Short problem
Quote the entries that follow exactly, leaving none out.

Given information
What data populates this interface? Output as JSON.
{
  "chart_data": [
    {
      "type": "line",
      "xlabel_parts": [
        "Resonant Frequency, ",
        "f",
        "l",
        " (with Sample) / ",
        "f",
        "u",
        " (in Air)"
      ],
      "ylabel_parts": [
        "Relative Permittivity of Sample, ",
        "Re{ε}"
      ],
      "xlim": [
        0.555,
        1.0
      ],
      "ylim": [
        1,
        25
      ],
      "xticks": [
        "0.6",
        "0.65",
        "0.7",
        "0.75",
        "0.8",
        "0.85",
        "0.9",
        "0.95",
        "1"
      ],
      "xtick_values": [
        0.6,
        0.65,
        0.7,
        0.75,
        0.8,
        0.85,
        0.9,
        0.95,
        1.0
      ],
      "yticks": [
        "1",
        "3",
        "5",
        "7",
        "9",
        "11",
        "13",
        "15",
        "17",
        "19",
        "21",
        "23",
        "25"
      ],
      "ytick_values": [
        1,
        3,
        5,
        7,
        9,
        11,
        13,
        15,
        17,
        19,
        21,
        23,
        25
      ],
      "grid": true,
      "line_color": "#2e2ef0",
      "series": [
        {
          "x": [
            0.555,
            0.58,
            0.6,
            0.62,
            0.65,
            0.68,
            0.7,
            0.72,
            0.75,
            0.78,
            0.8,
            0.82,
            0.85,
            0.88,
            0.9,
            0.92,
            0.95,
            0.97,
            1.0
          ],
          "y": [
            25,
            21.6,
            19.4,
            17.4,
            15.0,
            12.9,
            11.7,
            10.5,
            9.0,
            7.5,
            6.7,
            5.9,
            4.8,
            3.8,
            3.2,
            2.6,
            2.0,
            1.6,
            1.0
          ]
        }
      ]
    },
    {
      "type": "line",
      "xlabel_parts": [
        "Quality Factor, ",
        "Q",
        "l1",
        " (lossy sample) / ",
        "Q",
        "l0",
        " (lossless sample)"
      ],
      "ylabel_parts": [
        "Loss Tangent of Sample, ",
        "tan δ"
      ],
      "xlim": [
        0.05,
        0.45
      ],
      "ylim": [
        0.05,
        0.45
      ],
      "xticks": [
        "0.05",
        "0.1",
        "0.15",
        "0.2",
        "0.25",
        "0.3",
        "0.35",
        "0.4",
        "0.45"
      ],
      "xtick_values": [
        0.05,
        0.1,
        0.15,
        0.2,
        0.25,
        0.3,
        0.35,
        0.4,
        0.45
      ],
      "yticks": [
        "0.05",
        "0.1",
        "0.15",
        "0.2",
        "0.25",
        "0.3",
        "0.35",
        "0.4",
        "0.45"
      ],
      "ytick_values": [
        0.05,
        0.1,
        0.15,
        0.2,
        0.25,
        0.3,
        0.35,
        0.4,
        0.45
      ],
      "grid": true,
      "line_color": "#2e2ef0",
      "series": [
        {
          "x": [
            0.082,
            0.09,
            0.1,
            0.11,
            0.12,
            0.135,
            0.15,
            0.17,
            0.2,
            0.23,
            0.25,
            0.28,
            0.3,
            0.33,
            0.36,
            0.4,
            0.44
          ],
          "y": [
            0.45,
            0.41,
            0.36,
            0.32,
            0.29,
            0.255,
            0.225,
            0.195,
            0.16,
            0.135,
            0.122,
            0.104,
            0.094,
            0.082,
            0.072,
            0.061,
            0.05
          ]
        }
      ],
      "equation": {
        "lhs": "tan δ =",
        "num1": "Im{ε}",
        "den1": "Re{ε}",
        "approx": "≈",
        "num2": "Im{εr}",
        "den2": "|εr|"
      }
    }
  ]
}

Solution for this exercise
What data populates this interface? Output as JSON.
{
  "chart_data": [
    {
      "type": "line",
      "xlabel_parts": [
        "Resonant Frequency, ",
        "f",
        "l",
        " (with Sample) / ",
        "f",
        "u",
        " (in Air)"
      ],
      "ylabel_parts": [
        "Relative Permittivity of Sample, ",
        "Re{ε}"
      ],
      "xlim": [
        0.555,
        1.0
      ],
      "ylim": [
        1,
        25
      ],
      "xticks": [
        "0.6",
        "0.65",
        "0.7",
        "0.75",
        "0.8",
        "0.85",
        "0.9",
        "0.95",
        "1"
      ],
      "xtick_values": [
        0.6,
        0.65,
        0.7,
        0.75,
        0.8,
        0.85,
        0.9,
        0.95,
        1.0
      ],
      "yticks": [
        "1",
        "3",
        "5",
        "7",
        "9",
        "11",
        "13",
        "15",
        "17",
        "19",
        "21",
        "23",
        "25"
      ],
      "ytick_values": [
        1,
        3,
        5,
        7,
        9,
        11,
        13,
        15,
        17,
        19,
        21,
        23,
        25
      ],
      "grid": true,
      "line_color": "#2e2ef0",
      "series": [
        {
          "x": [
            0.555,
            0.58,
            0.6,
            0.62,
            0.65,
            0.68,
            0.7,
            0.72,
            0.75,
            0.78,
            0.8,
            0.82,
            0.85,
            0.88,
            0.9,
            0.92,
            0.95,
            0.97,
            1.0
          ],
          "y": [
            25,
            21.6,
            19.4,
            17.4,
            15.0,
            12.9,
            11.7,
            10.5,
            9.0,
            7.5,
            6.7,
            5.9,
            4.8,
            3.8,
            3.2,
            2.6,
            2.0,
            1.6,
            1.0
          ]
        }
      ]
    },
    {
      "type": "line",
      "xlabel_parts": [
        "Quality Factor, ",
        "Q",
        "l1",
        " (lossy sample) / ",
        "Q",
        "l0",
        " (lossless sample)"
      ],
      "ylabel_parts": [
        "Loss Tangent of Sample, ",
        "tan δ"
      ],
      "xlim": [
        0.05,
        0.45
      ],
      "ylim": [
        0.05,
        0.45
      ],
      "xticks": [
        "0.05",
        "0.1",
        "0.15",
        "0.2",
        "0.25",
        "0.3",
        "0.35",
        "0.4",
        "0.45"
      ],
      "xtick_values": [
        0.05,
        0.1,
        0.15,
        0.2,
        0.25,
        0.3,
        0.35,
        0.4,
        0.45
      ],
      "yticks": [
        "0.05",
        "0.1",
        "0.15",
        "0.2",
        "0.25",
        "0.3",
        "0.35",
        "0.4",
        "0.45"
      ],
      "ytick_values": [
        0.05,
        0.1,
        0.15,
        0.2,
        0.25,
        0.3,
        0.35,
        0.4,
        0.45
      ],
      "grid": true,
      "line_color": "#2e2ef0",
      "series": [
        {
          "x": [
            0.082,
            0.09,
            0.1,
            0.11,
            0.12,
            0.135,
            0.15,
            0.17,
            0.2,
            0.23,
            0.25,
            0.28,
            0.3,
            0.33,
            0.36,
            0.4,
            0.44
          ],
          "y": [
            0.45,
            0.41,
            0.36,
            0.32,
            0.29,
            0.255,
            0.225,
            0.195,
            0.16,
            0.135,
            0.122,
            0.104,
            0.094,
            0.082,
            0.072,
            0.061,
            0.05
          ]
        }
      ],
      "equation": {
        "lhs": "tan δ =",
        "num1": "Im{ε}",
        "den1": "Re{ε}",
        "approx": "≈",
        "num2": "Im{εr}",
        "den2": "|εr|"
      }
    }
  ]
}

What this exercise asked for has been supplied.